* Your goal:
Report all lines holding "Here".

------ Material provided ------

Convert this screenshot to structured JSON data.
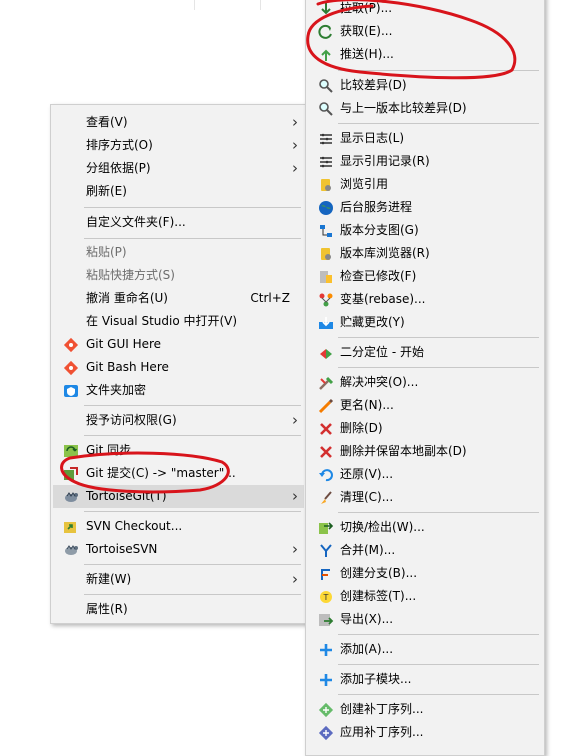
{
  "left_menu": {
    "view": "查看(V)",
    "sort": "排序方式(O)",
    "group": "分组依据(P)",
    "refresh": "刷新(E)",
    "customize": "自定义文件夹(F)...",
    "paste": "粘贴(P)",
    "paste_shortcut": "粘贴快捷方式(S)",
    "undo": "撤消 重命名(U)",
    "undo_shortcut": "Ctrl+Z",
    "open_vs": "在 Visual Studio 中打开(V)",
    "git_gui": "Git GUI Here",
    "git_bash": "Git Bash Here",
    "encrypt": "文件夹加密",
    "give_access": "授予访问权限(G)",
    "git_sync": "Git 同步...",
    "git_commit": "Git 提交(C) -> \"master\"...",
    "tortoisegit": "TortoiseGit(T)",
    "svn_checkout": "SVN Checkout...",
    "tortoisesvn": "TortoiseSVN",
    "new": "新建(W)",
    "properties": "属性(R)"
  },
  "right_menu": {
    "pull": "拉取(P)...",
    "fetch": "获取(E)...",
    "push": "推送(H)...",
    "diff": "比较差异(D)",
    "diff_prev": "与上一版本比较差异(D)",
    "show_log": "显示日志(L)",
    "show_reflog": "显示引用记录(R)",
    "browse_refs": "浏览引用",
    "daemon": "后台服务进程",
    "revision_graph": "版本分支图(G)",
    "repo_browser": "版本库浏览器(R)",
    "check_mods": "检查已修改(F)",
    "rebase": "变基(rebase)...",
    "stash": "贮藏更改(Y)",
    "bisect": "二分定位 - 开始",
    "resolve": "解决冲突(O)...",
    "rename": "更名(N)...",
    "delete": "删除(D)",
    "delete_keep": "删除并保留本地副本(D)",
    "revert": "还原(V)...",
    "cleanup": "清理(C)...",
    "switch": "切换/检出(W)...",
    "merge": "合并(M)...",
    "branch": "创建分支(B)...",
    "tag": "创建标签(T)...",
    "export": "导出(X)...",
    "add": "添加(A)...",
    "submodule_add": "添加子模块...",
    "create_patch": "创建补丁序列...",
    "apply_patch": "应用补丁序列..."
  },
  "colors": {
    "menu_bg": "#f2f2f2",
    "highlight": "#dadada",
    "annotation": "#d8141b"
  }
}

------

* Solution to this problem:
    "git_gui": "Git GUI Here",
    "git_bash": "Git Bash Here",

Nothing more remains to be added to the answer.